→ **WRITTEN PROBLEM**
Collect all lines below with the string "this".

● ● ● ● ● ● ●

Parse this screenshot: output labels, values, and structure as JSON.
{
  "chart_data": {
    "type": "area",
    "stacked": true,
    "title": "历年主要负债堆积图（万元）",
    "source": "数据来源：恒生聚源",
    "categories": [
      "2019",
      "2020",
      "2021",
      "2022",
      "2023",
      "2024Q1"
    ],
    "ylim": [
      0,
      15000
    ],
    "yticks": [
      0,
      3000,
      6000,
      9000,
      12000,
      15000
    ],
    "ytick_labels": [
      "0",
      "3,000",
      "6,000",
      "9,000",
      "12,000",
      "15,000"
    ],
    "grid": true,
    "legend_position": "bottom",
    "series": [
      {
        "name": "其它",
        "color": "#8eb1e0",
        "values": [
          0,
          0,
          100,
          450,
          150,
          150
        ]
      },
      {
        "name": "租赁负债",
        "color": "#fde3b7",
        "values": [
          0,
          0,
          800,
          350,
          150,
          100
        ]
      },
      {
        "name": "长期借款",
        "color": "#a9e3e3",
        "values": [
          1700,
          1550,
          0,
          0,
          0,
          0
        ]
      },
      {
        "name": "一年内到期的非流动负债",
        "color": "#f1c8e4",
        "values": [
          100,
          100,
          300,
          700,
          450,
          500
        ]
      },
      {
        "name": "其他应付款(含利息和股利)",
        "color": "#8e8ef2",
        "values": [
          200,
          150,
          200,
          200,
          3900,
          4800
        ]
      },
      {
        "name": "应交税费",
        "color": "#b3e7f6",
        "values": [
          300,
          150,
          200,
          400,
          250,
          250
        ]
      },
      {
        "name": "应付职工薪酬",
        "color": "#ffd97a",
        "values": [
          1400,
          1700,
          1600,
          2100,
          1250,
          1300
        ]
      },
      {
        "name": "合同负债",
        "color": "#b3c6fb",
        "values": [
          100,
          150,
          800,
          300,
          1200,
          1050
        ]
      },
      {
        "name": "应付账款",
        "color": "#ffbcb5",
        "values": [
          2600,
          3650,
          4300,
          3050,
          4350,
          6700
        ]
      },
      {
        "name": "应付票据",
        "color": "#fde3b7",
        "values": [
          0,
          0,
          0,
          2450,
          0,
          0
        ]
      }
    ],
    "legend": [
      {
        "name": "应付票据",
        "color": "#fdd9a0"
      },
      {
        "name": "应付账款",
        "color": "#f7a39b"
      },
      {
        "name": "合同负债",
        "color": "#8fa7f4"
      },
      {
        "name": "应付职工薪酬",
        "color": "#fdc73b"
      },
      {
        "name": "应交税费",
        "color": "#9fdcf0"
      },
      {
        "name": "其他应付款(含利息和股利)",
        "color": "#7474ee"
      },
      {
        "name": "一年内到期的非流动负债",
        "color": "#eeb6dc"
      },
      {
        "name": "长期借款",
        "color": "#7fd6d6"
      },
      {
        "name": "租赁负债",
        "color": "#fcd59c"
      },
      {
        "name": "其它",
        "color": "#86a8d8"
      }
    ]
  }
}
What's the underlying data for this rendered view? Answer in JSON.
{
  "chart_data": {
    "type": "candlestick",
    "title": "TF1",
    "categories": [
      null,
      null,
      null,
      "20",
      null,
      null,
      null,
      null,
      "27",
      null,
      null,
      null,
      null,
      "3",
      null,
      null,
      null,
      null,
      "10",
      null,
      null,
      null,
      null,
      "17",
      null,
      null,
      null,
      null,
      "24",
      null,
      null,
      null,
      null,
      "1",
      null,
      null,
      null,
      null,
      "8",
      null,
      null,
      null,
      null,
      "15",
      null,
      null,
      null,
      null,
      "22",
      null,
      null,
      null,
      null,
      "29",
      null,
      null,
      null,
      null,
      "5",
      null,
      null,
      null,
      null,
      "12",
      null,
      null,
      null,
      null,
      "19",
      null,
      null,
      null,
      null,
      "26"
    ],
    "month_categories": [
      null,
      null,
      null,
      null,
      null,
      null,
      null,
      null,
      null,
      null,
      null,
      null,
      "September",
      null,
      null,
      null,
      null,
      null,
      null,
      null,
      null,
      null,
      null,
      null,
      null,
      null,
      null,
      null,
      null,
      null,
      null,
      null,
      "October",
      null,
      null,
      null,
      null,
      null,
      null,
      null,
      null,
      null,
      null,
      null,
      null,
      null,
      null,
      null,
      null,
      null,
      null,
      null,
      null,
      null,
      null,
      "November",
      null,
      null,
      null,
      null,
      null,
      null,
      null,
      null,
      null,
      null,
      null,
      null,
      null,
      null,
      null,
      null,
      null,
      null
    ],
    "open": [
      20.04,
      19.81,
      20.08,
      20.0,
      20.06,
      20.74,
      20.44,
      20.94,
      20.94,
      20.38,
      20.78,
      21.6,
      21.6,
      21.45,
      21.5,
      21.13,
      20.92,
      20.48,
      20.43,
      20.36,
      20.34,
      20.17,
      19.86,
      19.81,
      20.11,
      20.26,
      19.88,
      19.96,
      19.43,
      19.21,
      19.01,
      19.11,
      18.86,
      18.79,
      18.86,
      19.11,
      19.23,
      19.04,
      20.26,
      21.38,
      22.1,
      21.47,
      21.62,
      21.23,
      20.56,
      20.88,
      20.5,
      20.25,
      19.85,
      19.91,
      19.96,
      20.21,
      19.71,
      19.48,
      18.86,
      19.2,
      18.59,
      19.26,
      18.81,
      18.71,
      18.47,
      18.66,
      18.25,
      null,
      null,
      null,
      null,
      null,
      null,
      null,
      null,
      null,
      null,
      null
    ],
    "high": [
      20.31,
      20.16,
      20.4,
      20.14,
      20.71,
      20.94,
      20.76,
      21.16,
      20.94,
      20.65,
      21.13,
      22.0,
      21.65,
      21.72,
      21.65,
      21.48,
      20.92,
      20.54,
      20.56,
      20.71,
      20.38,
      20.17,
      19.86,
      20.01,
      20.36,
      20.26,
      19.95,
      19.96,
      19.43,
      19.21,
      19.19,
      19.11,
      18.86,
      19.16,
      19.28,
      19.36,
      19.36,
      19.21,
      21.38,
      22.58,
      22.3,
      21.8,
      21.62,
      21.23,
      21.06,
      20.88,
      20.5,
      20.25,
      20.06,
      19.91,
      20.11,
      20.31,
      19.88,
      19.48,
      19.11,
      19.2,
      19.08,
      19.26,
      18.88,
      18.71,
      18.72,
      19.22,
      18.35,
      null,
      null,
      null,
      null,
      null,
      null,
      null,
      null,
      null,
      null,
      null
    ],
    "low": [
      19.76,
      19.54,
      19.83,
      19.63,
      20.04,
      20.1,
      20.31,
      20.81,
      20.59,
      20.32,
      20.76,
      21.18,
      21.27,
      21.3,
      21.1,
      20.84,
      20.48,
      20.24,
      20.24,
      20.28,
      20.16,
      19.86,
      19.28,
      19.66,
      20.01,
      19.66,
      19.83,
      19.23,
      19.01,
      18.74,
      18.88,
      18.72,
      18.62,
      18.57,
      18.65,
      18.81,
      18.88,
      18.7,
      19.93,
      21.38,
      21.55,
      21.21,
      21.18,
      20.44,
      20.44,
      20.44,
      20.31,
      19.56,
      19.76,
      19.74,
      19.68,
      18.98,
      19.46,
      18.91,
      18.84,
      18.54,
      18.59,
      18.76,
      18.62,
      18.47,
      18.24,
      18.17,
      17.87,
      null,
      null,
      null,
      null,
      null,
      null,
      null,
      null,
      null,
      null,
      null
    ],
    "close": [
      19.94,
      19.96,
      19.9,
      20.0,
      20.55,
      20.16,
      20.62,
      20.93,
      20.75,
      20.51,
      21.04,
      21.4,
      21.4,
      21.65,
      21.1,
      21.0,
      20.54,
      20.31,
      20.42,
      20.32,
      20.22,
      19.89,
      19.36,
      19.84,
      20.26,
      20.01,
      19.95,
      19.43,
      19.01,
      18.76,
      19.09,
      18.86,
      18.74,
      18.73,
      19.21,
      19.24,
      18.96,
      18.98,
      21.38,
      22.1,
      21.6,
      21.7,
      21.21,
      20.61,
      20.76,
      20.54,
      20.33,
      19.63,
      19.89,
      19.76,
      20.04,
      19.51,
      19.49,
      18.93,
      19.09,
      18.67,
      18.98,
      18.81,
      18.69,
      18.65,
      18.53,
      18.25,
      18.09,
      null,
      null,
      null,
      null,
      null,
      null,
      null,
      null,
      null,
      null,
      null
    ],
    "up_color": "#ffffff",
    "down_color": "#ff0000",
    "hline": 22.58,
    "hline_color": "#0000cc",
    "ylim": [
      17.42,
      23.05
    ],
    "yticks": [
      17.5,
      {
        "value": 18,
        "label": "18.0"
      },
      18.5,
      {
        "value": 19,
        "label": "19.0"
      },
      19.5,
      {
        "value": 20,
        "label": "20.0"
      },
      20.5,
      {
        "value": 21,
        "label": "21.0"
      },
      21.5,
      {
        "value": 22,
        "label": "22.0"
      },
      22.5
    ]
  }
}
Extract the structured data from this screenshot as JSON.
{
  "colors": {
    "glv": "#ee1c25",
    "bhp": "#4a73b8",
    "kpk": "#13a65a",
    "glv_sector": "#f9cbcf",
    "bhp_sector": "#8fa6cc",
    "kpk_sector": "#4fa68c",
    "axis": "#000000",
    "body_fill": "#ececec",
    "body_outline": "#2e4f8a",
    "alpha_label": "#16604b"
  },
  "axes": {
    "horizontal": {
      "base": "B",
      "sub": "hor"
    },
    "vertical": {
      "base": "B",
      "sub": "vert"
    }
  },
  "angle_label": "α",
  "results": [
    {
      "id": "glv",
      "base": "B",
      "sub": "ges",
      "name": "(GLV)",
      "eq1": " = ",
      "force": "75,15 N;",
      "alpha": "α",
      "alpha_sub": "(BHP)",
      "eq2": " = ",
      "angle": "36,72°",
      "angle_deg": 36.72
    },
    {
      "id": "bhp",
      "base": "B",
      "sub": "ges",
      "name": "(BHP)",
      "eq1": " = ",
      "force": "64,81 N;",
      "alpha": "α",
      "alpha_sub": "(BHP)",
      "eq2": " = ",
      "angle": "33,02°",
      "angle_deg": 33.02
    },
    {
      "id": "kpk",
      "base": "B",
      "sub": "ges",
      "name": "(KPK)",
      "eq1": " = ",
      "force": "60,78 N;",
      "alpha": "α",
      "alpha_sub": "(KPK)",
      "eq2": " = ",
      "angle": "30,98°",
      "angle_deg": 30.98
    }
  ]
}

● ● ● ● ● ● ●

→ **TASK SOLUTION**
Parse this screenshot: output labels, values, and structure as JSON.
What's the underlying data for this rendered view? Answer in JSON.
Extract the structured data from this screenshot as JSON.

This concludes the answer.